Locate every line in the records below that holds the word "Clean" and return each one.

-- Begin --

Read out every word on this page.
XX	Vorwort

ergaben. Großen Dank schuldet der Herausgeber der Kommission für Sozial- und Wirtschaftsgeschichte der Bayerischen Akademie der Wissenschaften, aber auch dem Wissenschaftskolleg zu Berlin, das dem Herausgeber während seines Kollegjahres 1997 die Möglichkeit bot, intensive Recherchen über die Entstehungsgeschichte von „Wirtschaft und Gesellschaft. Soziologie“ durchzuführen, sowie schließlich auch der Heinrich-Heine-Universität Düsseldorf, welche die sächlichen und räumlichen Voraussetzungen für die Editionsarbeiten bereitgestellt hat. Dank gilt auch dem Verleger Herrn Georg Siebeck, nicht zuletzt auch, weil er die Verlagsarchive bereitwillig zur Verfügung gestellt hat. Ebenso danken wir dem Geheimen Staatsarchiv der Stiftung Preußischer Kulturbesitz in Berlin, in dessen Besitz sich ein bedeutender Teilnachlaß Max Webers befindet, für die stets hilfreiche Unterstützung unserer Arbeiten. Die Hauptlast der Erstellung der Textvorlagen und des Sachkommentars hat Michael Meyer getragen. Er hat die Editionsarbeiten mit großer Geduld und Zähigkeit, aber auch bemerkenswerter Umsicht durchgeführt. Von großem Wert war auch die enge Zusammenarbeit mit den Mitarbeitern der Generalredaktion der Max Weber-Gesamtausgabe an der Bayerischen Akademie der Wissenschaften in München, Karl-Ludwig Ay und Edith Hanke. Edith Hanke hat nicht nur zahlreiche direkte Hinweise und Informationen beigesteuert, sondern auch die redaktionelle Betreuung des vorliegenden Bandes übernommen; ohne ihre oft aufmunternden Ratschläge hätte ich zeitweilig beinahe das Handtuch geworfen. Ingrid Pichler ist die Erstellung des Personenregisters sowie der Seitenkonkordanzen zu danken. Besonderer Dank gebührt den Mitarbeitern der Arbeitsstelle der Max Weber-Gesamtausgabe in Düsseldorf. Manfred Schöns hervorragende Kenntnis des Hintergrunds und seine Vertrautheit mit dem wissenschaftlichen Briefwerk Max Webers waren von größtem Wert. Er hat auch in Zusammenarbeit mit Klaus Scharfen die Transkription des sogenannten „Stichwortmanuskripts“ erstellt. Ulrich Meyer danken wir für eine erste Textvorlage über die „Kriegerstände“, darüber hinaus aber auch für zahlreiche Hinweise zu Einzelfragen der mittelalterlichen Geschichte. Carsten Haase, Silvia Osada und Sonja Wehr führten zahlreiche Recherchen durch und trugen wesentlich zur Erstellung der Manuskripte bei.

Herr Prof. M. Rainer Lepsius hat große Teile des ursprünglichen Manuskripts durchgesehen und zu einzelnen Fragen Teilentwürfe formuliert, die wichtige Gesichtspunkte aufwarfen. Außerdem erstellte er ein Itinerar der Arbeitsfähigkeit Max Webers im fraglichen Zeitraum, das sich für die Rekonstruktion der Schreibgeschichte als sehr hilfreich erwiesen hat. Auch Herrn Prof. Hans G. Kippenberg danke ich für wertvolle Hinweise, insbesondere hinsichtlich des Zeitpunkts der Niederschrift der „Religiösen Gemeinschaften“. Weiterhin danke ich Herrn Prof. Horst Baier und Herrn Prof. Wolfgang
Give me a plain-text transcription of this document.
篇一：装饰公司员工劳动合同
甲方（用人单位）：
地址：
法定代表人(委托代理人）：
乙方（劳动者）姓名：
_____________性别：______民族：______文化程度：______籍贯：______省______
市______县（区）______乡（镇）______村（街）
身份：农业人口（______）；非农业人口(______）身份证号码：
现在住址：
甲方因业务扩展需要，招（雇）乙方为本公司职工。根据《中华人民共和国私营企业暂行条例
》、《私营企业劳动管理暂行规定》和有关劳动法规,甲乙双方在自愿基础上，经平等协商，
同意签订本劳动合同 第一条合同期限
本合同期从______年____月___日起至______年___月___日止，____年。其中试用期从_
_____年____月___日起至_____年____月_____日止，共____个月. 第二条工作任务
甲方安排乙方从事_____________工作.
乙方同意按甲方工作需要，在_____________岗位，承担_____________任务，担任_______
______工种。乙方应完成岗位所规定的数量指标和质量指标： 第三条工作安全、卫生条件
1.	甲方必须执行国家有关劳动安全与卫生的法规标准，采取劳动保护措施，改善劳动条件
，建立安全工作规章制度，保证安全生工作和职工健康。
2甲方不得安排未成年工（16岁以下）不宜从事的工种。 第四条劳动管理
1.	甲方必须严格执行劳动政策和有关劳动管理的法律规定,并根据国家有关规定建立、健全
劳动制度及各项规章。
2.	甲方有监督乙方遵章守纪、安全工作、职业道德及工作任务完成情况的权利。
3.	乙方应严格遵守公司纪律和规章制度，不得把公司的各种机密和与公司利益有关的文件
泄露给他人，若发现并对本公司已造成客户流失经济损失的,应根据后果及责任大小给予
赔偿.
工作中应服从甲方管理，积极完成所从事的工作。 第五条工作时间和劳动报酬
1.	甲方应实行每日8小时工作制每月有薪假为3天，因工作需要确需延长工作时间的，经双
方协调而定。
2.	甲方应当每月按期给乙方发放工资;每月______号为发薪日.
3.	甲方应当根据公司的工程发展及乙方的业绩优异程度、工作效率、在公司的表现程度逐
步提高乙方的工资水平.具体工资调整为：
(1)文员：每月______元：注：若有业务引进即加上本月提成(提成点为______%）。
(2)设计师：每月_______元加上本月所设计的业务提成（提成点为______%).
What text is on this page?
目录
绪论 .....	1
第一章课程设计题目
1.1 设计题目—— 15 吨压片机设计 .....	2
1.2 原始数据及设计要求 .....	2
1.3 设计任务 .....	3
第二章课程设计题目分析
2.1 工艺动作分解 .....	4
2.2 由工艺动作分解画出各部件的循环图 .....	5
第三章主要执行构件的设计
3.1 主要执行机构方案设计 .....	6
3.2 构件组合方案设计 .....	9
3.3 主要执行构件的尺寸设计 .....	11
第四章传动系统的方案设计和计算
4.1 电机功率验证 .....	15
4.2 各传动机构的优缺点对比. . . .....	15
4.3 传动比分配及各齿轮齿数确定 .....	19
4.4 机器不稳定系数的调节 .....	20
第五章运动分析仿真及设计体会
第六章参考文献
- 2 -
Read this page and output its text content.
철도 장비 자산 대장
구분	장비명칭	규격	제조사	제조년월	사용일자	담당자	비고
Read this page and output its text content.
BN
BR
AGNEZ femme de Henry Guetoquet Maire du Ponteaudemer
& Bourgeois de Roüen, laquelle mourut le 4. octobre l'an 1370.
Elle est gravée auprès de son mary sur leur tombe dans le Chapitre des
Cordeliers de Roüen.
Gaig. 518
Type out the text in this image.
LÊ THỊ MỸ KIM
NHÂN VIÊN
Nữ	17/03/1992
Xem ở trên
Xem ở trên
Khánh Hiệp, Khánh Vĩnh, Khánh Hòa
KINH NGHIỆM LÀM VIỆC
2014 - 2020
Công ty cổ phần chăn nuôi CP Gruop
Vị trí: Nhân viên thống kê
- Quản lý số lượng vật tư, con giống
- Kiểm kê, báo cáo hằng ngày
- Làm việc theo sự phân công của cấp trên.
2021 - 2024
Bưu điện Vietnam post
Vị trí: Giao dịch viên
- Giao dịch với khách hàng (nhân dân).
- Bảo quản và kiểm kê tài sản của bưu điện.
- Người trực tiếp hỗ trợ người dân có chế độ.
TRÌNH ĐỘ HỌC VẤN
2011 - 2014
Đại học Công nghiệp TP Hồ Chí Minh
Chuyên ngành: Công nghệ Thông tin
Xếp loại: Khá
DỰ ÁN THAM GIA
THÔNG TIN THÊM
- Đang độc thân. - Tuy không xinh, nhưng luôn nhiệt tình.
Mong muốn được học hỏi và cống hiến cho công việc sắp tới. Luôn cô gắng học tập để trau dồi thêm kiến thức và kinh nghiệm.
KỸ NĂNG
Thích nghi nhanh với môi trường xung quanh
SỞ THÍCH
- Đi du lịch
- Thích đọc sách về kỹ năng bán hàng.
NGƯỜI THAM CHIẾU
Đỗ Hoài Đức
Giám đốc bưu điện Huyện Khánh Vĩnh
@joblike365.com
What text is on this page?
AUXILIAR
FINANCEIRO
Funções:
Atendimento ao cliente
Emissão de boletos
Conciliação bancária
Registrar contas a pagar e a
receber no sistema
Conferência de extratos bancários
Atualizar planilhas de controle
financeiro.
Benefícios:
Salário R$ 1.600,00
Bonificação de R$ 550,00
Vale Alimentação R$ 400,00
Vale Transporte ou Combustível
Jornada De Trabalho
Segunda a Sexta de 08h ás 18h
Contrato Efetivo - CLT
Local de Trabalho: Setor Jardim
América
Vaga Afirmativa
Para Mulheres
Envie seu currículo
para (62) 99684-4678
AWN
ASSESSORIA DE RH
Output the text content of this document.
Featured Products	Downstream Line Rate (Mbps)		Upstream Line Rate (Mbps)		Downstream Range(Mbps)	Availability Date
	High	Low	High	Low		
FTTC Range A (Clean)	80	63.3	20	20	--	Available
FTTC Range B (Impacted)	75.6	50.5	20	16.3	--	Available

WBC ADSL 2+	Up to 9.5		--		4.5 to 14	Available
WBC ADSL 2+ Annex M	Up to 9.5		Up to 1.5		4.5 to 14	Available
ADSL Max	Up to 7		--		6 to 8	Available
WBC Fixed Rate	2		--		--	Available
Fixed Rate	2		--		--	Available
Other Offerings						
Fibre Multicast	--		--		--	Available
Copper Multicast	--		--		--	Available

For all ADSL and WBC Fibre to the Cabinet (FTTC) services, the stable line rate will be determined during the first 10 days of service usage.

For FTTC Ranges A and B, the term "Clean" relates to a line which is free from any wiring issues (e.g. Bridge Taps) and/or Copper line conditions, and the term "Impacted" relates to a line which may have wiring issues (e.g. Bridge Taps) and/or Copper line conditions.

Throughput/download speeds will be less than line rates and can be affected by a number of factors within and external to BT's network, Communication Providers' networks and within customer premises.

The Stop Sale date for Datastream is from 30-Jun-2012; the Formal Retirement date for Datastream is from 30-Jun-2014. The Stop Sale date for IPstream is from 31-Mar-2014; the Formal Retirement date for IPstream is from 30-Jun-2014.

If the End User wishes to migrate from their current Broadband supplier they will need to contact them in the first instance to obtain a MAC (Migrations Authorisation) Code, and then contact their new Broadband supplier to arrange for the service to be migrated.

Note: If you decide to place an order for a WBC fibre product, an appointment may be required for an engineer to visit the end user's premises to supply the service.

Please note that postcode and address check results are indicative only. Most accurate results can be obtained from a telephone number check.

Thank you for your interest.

-- End --

## Completed task
FTTC Range A (Clean)	80	63.3	20	20	--	Available
For FTTC Ranges A and B, the term "Clean" relates to a line which is free from any wiring issues (e.g. Bridge Taps) and/or Copper line conditions, and the term "Impacted" relates to a line which may have wiring issues (e.g. Bridge Taps) and/or Copper line conditions.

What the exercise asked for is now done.